::: Dataset records
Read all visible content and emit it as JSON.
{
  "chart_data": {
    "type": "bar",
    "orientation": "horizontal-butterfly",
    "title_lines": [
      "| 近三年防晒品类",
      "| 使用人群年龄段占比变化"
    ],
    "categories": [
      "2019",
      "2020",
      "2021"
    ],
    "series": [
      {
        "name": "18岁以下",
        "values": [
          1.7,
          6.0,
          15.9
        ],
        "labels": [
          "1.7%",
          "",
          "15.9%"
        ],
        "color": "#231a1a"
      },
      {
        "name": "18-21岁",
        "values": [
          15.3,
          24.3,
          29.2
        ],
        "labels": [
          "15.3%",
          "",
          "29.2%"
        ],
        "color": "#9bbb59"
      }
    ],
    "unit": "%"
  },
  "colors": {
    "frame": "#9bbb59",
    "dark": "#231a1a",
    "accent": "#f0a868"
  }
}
::::::
::: Dataset records
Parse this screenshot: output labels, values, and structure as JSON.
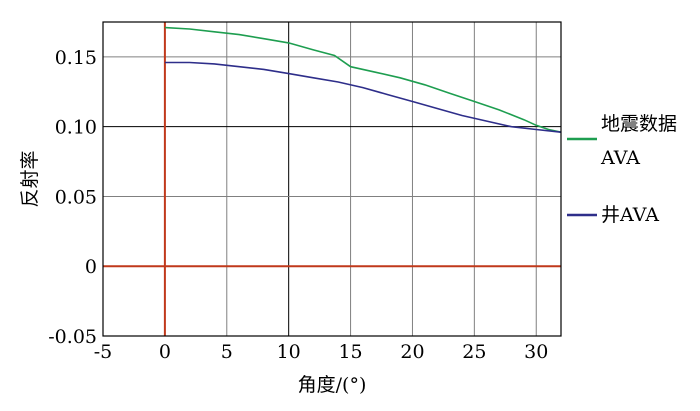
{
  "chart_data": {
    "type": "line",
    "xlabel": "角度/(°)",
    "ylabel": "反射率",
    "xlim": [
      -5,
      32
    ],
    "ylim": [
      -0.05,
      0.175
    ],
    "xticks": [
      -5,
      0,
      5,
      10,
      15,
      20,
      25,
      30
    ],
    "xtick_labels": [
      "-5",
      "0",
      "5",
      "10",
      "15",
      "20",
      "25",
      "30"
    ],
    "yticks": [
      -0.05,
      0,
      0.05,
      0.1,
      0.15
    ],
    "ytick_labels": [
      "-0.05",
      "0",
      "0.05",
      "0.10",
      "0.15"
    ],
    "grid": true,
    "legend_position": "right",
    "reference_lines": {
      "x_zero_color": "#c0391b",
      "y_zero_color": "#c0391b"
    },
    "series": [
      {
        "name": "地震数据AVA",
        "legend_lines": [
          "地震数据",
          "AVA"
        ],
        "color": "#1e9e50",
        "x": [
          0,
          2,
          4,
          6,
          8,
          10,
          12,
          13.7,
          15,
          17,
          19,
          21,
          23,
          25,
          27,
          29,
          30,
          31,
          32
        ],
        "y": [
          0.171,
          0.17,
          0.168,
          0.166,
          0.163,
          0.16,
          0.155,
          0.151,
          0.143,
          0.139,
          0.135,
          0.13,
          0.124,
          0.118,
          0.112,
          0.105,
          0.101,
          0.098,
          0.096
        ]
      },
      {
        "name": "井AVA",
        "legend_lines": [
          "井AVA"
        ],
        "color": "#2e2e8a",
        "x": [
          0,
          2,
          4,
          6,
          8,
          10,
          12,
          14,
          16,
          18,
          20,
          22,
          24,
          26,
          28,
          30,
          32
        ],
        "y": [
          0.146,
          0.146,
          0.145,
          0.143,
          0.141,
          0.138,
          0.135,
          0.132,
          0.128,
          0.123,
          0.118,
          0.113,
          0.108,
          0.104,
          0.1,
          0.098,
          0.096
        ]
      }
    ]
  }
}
::::::
::: Dataset records
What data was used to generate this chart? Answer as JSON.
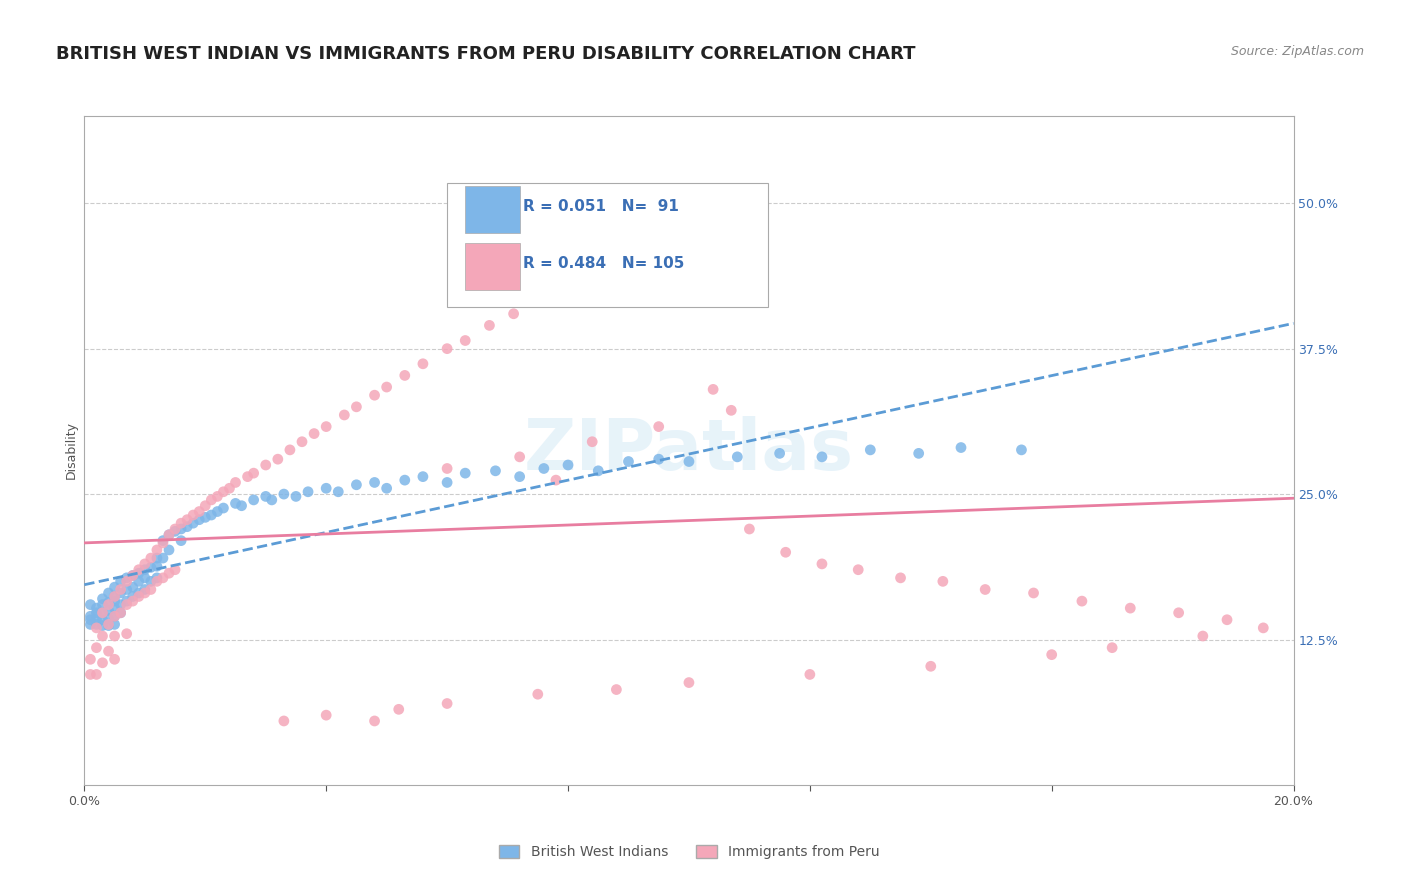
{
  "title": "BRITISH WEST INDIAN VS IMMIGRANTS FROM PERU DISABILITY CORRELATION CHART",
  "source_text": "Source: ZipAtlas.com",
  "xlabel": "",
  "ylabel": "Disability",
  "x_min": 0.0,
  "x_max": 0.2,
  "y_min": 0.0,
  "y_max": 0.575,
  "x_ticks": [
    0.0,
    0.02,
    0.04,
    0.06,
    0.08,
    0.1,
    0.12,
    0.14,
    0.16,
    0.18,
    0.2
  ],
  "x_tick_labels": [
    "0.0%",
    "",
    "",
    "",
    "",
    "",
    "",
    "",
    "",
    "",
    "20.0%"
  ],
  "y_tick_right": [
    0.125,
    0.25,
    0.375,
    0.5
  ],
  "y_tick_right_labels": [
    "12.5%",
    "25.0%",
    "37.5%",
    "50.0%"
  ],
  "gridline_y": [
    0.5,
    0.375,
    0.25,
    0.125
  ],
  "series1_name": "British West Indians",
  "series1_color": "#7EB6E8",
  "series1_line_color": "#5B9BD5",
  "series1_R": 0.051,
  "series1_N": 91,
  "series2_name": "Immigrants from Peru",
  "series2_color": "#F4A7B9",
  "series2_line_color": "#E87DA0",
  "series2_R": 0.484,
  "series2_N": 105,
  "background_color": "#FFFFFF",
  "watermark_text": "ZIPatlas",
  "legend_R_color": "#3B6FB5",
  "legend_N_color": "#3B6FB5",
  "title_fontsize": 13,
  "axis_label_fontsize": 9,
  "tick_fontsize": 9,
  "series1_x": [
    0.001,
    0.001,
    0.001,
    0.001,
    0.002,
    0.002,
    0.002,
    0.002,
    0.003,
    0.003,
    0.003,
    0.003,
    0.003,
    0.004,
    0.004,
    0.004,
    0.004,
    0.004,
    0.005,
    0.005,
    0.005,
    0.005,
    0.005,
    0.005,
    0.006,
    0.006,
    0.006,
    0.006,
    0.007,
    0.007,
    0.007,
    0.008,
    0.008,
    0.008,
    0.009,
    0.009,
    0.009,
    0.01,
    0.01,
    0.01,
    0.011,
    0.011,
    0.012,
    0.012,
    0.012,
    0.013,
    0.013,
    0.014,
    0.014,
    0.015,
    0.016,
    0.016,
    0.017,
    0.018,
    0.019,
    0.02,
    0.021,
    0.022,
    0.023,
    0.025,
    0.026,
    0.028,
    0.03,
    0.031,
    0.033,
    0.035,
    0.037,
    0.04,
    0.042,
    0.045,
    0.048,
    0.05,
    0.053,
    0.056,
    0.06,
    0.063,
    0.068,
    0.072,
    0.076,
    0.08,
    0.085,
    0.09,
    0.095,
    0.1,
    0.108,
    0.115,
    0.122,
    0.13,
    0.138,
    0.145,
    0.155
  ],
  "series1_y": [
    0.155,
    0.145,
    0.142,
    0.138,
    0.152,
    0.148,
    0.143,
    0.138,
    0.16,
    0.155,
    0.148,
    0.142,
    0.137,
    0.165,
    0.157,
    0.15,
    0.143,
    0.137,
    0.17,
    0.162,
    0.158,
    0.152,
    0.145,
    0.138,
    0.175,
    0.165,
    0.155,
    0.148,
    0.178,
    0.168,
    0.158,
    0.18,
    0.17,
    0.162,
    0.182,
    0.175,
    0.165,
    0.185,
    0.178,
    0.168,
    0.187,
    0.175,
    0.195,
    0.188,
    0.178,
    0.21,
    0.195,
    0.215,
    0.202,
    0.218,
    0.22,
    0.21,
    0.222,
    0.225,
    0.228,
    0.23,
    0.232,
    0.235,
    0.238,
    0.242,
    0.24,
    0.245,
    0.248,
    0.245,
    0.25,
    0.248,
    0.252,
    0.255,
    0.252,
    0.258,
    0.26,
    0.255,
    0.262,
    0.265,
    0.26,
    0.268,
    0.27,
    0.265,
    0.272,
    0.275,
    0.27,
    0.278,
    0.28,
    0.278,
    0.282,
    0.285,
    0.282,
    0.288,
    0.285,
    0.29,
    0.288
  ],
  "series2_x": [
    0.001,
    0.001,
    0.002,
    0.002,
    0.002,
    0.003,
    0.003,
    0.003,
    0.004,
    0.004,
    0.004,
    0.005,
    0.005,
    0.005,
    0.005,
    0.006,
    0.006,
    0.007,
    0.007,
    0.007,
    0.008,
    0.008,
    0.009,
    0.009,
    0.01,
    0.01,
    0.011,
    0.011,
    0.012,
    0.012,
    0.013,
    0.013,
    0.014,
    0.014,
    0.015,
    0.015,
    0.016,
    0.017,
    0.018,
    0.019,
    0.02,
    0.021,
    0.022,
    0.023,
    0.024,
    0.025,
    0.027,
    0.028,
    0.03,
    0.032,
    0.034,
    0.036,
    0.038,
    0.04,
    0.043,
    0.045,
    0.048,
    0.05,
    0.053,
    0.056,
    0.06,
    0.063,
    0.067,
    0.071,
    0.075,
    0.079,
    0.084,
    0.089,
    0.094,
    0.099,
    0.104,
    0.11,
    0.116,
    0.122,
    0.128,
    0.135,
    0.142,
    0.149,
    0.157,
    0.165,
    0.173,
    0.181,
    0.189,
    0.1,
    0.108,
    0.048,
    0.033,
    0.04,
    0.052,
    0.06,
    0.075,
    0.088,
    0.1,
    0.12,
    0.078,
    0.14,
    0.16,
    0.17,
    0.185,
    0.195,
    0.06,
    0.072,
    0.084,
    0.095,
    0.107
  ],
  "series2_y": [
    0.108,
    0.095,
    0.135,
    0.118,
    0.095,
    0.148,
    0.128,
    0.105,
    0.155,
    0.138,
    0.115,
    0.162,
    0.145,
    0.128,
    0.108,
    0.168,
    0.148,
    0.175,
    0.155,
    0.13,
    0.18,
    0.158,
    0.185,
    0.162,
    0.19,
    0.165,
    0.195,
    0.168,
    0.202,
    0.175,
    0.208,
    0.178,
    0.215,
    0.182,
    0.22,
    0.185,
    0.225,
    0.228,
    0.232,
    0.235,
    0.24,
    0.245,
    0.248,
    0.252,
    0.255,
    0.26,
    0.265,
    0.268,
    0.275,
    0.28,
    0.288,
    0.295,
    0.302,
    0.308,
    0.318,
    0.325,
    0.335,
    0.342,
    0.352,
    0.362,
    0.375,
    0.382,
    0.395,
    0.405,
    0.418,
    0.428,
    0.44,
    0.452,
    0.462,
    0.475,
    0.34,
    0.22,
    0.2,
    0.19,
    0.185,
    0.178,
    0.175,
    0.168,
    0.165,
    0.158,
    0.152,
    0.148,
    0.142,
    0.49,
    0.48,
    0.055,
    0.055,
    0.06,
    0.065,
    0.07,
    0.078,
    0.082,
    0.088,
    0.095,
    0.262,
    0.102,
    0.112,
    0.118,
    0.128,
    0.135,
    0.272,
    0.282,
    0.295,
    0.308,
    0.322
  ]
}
::::::
Go through the records. Copy each line where "this" appears.

§ Written answer
Parse this screenshot: output labels, values, and structure as JSON.
What data was used to generate this chart? Answer as JSON.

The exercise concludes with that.